>> Begin Supplied material

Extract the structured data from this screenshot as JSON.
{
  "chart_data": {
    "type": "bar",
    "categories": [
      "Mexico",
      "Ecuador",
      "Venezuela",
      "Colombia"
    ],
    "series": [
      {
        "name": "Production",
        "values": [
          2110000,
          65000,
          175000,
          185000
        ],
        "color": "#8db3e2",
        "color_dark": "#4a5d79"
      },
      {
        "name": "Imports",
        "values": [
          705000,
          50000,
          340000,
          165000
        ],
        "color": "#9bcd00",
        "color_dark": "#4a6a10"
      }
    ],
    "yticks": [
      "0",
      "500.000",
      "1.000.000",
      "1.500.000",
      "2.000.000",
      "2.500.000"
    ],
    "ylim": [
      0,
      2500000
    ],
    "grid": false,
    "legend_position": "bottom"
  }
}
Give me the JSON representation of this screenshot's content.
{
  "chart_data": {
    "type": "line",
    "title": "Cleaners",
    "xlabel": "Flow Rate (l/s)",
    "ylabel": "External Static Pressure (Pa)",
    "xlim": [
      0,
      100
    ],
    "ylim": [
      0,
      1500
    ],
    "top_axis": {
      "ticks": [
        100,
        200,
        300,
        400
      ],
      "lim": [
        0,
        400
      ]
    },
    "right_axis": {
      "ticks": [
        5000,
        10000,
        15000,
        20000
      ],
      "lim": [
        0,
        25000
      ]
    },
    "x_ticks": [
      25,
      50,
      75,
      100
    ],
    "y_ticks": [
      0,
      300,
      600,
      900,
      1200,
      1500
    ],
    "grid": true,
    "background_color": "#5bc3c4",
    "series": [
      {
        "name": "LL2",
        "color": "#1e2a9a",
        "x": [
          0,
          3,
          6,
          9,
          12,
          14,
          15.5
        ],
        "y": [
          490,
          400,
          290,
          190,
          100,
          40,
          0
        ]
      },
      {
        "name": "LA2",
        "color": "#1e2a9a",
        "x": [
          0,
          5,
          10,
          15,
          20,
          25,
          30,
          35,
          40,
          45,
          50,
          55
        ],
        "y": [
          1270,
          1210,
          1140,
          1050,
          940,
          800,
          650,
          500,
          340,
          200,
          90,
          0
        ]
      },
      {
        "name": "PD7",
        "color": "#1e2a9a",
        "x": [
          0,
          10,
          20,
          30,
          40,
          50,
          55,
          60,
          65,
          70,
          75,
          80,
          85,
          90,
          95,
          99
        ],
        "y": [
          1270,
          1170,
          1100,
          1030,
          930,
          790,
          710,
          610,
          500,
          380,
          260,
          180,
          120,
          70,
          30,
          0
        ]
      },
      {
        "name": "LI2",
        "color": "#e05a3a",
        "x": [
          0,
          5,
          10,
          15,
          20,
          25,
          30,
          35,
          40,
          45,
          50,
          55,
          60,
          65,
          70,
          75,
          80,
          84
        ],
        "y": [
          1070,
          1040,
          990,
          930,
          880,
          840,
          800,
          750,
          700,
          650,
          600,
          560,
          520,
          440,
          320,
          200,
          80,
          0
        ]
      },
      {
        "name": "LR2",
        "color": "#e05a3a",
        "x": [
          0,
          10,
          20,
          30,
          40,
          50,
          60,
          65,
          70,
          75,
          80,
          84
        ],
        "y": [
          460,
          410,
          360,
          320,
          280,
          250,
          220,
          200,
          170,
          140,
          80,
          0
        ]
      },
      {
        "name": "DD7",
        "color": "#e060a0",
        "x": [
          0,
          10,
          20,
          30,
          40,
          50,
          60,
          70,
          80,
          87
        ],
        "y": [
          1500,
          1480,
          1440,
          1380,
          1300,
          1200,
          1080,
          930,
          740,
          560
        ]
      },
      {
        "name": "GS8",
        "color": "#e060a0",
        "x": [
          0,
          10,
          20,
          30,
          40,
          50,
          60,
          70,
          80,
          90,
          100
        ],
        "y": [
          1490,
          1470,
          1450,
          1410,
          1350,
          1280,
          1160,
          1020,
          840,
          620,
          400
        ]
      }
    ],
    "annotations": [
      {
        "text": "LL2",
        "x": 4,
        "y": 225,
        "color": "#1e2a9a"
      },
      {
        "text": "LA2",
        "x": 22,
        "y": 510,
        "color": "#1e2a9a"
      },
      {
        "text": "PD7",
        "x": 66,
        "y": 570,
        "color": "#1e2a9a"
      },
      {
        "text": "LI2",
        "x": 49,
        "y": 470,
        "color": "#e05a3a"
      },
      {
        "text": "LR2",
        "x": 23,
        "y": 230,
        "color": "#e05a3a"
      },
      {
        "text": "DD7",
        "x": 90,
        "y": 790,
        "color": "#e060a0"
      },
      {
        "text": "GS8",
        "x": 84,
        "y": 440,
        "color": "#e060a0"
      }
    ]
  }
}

>> End Supplied material

Set down the listing above in full, please, exactly as it appears.

* [Full output]
Extract the structured data from this screenshot as JSON.
{
  "chart_data": {
    "type": "bar",
    "categories": [
      "Mexico",
      "Ecuador",
      "Venezuela",
      "Colombia"
    ],
    "series": [
      {
        "name": "Production",
        "values": [
          2110000,
          65000,
          175000,
          185000
        ],
        "color": "#8db3e2",
        "color_dark": "#4a5d79"
      },
      {
        "name": "Imports",
        "values": [
          705000,
          50000,
          340000,
          165000
        ],
        "color": "#9bcd00",
        "color_dark": "#4a6a10"
      }
    ],
    "yticks": [
      "0",
      "500.000",
      "1.000.000",
      "1.500.000",
      "2.000.000",
      "2.500.000"
    ],
    "ylim": [
      0,
      2500000
    ],
    "grid": false,
    "legend_position": "bottom"
  }
}
Give me the JSON representation of this screenshot's content.
{
  "chart_data": {
    "type": "line",
    "title": "Cleaners",
    "xlabel": "Flow Rate (l/s)",
    "ylabel": "External Static Pressure (Pa)",
    "xlim": [
      0,
      100
    ],
    "ylim": [
      0,
      1500
    ],
    "top_axis": {
      "ticks": [
        100,
        200,
        300,
        400
      ],
      "lim": [
        0,
        400
      ]
    },
    "right_axis": {
      "ticks": [
        5000,
        10000,
        15000,
        20000
      ],
      "lim": [
        0,
        25000
      ]
    },
    "x_ticks": [
      25,
      50,
      75,
      100
    ],
    "y_ticks": [
      0,
      300,
      600,
      900,
      1200,
      1500
    ],
    "grid": true,
    "background_color": "#5bc3c4",
    "series": [
      {
        "name": "LL2",
        "color": "#1e2a9a",
        "x": [
          0,
          3,
          6,
          9,
          12,
          14,
          15.5
        ],
        "y": [
          490,
          400,
          290,
          190,
          100,
          40,
          0
        ]
      },
      {
        "name": "LA2",
        "color": "#1e2a9a",
        "x": [
          0,
          5,
          10,
          15,
          20,
          25,
          30,
          35,
          40,
          45,
          50,
          55
        ],
        "y": [
          1270,
          1210,
          1140,
          1050,
          940,
          800,
          650,
          500,
          340,
          200,
          90,
          0
        ]
      },
      {
        "name": "PD7",
        "color": "#1e2a9a",
        "x": [
          0,
          10,
          20,
          30,
          40,
          50,
          55,
          60,
          65,
          70,
          75,
          80,
          85,
          90,
          95,
          99
        ],
        "y": [
          1270,
          1170,
          1100,
          1030,
          930,
          790,
          710,
          610,
          500,
          380,
          260,
          180,
          120,
          70,
          30,
          0
        ]
      },
      {
        "name": "LI2",
        "color": "#e05a3a",
        "x": [
          0,
          5,
          10,
          15,
          20,
          25,
          30,
          35,
          40,
          45,
          50,
          55,
          60,
          65,
          70,
          75,
          80,
          84
        ],
        "y": [
          1070,
          1040,
          990,
          930,
          880,
          840,
          800,
          750,
          700,
          650,
          600,
          560,
          520,
          440,
          320,
          200,
          80,
          0
        ]
      },
      {
        "name": "LR2",
        "color": "#e05a3a",
        "x": [
          0,
          10,
          20,
          30,
          40,
          50,
          60,
          65,
          70,
          75,
          80,
          84
        ],
        "y": [
          460,
          410,
          360,
          320,
          280,
          250,
          220,
          200,
          170,
          140,
          80,
          0
        ]
      },
      {
        "name": "DD7",
        "color": "#e060a0",
        "x": [
          0,
          10,
          20,
          30,
          40,
          50,
          60,
          70,
          80,
          87
        ],
        "y": [
          1500,
          1480,
          1440,
          1380,
          1300,
          1200,
          1080,
          930,
          740,
          560
        ]
      },
      {
        "name": "GS8",
        "color": "#e060a0",
        "x": [
          0,
          10,
          20,
          30,
          40,
          50,
          60,
          70,
          80,
          90,
          100
        ],
        "y": [
          1490,
          1470,
          1450,
          1410,
          1350,
          1280,
          1160,
          1020,
          840,
          620,
          400
        ]
      }
    ],
    "annotations": [
      {
        "text": "LL2",
        "x": 4,
        "y": 225,
        "color": "#1e2a9a"
      },
      {
        "text": "LA2",
        "x": 22,
        "y": 510,
        "color": "#1e2a9a"
      },
      {
        "text": "PD7",
        "x": 66,
        "y": 570,
        "color": "#1e2a9a"
      },
      {
        "text": "LI2",
        "x": 49,
        "y": 470,
        "color": "#e05a3a"
      },
      {
        "text": "LR2",
        "x": 23,
        "y": 230,
        "color": "#e05a3a"
      },
      {
        "text": "DD7",
        "x": 90,
        "y": 790,
        "color": "#e060a0"
      },
      {
        "text": "GS8",
        "x": 84,
        "y": 440,
        "color": "#e060a0"
      }
    ]
  }
}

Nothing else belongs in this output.